### Stated problem
Copy out each line of the data holding "screenshot".

Records from a data collection:
::::::::::

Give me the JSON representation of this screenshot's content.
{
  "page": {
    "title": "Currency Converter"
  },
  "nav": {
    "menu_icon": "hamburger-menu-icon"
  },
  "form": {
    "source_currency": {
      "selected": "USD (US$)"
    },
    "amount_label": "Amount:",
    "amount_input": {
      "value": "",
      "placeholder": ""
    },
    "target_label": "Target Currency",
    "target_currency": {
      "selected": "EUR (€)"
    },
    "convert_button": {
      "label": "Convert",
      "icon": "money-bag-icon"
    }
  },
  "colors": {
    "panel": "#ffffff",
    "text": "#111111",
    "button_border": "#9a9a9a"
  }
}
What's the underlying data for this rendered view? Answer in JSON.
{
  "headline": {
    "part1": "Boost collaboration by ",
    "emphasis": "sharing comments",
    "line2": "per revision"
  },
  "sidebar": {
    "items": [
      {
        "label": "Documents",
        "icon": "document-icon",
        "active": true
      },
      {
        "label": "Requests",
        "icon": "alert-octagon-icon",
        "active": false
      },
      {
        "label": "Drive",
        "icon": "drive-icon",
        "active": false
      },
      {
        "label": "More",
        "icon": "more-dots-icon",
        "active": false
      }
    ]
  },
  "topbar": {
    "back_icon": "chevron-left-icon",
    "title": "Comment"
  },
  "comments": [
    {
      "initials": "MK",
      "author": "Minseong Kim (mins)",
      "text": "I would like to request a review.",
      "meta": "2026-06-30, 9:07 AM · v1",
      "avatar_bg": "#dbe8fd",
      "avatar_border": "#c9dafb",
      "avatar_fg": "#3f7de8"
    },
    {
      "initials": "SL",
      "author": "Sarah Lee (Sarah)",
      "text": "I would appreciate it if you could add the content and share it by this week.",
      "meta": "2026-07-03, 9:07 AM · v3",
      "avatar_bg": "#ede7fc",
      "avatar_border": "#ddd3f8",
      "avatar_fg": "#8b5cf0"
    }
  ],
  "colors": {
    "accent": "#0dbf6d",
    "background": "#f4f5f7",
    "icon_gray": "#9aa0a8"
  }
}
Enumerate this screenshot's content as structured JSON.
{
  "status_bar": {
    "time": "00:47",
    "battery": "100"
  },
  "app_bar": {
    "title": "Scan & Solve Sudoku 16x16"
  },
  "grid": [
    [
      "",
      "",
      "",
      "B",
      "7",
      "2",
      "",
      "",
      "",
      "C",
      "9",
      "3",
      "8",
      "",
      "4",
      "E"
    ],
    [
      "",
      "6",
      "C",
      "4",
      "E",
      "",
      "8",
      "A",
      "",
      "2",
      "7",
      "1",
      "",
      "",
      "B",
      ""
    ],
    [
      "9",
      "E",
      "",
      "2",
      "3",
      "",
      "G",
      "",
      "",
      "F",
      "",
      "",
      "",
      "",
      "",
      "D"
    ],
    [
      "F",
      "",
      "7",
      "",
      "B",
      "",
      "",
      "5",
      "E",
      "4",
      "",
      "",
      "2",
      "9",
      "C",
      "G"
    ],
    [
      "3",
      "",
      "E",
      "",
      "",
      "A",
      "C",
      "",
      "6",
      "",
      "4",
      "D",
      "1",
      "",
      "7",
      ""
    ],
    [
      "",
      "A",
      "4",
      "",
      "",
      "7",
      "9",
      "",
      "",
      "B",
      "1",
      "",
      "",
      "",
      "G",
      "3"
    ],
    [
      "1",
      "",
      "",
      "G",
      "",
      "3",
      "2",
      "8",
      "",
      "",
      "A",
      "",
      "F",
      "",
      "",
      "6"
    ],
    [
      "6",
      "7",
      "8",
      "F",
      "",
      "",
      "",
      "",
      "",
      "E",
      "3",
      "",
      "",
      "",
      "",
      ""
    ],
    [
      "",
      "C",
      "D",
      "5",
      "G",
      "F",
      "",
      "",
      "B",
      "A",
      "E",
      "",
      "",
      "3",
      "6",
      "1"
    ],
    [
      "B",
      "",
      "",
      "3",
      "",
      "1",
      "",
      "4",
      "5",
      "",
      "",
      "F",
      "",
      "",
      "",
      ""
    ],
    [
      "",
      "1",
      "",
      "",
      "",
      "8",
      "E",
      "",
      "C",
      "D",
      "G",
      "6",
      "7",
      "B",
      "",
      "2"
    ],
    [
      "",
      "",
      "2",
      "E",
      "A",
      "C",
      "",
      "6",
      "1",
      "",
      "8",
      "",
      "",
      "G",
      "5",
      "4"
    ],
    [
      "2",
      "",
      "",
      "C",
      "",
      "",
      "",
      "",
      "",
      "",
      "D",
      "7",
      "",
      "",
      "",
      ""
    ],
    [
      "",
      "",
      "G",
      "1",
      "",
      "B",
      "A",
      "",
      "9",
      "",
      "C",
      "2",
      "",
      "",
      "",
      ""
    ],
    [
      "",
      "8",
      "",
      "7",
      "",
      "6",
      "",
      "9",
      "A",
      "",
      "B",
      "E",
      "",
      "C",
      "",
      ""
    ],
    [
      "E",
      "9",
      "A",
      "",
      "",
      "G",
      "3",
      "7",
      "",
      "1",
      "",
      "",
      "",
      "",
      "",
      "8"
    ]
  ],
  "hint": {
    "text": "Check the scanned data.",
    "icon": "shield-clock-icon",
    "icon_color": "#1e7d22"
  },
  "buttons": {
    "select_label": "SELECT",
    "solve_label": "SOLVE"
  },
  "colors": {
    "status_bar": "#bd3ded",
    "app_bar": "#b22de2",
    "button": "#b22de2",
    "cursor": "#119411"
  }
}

::::::::::

### Output for this task
Give me the JSON representation of this screenshot's content.
Enumerate this screenshot's content as structured JSON.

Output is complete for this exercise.